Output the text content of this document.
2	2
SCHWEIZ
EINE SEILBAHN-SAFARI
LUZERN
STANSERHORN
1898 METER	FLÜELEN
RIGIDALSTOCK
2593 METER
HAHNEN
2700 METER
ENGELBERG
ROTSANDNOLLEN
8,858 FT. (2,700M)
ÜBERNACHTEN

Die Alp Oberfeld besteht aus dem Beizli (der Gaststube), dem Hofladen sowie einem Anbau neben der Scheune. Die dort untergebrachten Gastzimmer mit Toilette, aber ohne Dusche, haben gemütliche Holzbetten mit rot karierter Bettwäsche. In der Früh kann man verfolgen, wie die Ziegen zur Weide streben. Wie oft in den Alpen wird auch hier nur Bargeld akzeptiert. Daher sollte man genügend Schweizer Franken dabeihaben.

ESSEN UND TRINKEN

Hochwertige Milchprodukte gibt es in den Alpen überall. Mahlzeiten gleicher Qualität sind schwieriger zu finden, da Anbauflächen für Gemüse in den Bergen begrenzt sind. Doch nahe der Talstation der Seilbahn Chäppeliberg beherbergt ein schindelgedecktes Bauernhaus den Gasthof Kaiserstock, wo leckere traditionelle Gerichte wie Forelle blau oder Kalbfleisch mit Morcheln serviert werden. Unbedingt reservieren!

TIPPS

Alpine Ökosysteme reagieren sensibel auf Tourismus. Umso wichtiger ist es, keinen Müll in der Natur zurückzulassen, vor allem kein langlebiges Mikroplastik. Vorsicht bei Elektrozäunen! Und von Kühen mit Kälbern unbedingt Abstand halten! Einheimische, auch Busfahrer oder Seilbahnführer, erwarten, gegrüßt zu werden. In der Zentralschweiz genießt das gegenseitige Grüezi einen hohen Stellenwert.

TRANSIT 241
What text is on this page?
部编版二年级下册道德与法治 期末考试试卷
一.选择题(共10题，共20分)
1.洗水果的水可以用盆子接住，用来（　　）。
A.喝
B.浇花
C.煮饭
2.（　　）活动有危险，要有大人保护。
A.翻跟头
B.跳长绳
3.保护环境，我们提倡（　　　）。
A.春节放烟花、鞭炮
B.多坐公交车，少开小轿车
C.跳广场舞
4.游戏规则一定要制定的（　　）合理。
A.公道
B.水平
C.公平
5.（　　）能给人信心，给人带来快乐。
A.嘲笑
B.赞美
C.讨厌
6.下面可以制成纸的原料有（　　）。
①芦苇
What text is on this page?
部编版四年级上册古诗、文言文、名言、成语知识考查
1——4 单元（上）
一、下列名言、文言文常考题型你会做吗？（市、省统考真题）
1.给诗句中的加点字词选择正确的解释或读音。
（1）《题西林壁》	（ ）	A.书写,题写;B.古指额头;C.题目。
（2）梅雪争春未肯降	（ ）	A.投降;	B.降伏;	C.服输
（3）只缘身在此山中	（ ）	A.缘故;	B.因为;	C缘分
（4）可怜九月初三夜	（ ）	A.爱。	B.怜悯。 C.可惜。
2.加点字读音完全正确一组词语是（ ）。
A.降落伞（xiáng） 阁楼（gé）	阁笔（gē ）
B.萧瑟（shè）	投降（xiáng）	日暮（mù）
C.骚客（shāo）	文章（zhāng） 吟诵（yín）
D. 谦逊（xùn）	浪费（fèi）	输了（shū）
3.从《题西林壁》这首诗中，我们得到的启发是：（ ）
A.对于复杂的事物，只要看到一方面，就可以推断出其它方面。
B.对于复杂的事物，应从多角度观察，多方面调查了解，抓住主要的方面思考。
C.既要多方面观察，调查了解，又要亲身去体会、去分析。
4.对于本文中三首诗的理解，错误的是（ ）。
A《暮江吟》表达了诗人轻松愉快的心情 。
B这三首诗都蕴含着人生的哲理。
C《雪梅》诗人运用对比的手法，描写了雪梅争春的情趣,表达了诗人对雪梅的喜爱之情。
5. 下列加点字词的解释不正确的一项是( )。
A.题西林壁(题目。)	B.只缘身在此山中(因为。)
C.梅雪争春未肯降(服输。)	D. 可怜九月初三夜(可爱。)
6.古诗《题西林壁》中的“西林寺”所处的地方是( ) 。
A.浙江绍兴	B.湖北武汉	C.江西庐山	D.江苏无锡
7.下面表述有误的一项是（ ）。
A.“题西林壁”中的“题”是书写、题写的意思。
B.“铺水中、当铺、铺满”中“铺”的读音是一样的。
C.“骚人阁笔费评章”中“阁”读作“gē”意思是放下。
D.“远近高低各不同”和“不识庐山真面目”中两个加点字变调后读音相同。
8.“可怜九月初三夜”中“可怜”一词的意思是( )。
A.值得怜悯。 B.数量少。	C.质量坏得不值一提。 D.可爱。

**WHAT TO PRODUCE**
Report each line in the preceding entries that holds the string "METER".

**SOLUTION TO THE EXERCISE**
1898 METER	FLÜELEN
2593 METER
2700 METER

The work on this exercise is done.